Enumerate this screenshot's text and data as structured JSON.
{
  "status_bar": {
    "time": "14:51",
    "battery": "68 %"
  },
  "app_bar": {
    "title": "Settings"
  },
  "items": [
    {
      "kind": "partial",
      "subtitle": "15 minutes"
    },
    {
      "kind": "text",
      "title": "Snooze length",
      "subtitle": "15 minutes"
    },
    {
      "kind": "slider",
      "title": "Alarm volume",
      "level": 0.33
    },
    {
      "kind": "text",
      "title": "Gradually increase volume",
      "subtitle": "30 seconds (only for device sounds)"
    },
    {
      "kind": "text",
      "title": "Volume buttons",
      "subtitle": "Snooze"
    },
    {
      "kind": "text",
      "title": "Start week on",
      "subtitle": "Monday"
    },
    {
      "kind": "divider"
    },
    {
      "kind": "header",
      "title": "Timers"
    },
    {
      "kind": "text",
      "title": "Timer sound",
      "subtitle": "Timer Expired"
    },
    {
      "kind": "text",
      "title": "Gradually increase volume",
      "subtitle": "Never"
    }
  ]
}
__________
_What to produce_
Write the material out exactly, with nothing left out.

_Full solution_
Enumerate this screenshot's text and data as structured JSON.
{
  "status_bar": {
    "time": "14:51",
    "battery": "68 %"
  },
  "app_bar": {
    "title": "Settings"
  },
  "items": [
    {
      "kind": "partial",
      "subtitle": "15 minutes"
    },
    {
      "kind": "text",
      "title": "Snooze length",
      "subtitle": "15 minutes"
    },
    {
      "kind": "slider",
      "title": "Alarm volume",
      "level": 0.33
    },
    {
      "kind": "text",
      "title": "Gradually increase volume",
      "subtitle": "30 seconds (only for device sounds)"
    },
    {
      "kind": "text",
      "title": "Volume buttons",
      "subtitle": "Snooze"
    },
    {
      "kind": "text",
      "title": "Start week on",
      "subtitle": "Monday"
    },
    {
      "kind": "divider"
    },
    {
      "kind": "header",
      "title": "Timers"
    },
    {
      "kind": "text",
      "title": "Timer sound",
      "subtitle": "Timer Expired"
    },
    {
      "kind": "text",
      "title": "Gradually increase volume",
      "subtitle": "Never"
    }
  ]
}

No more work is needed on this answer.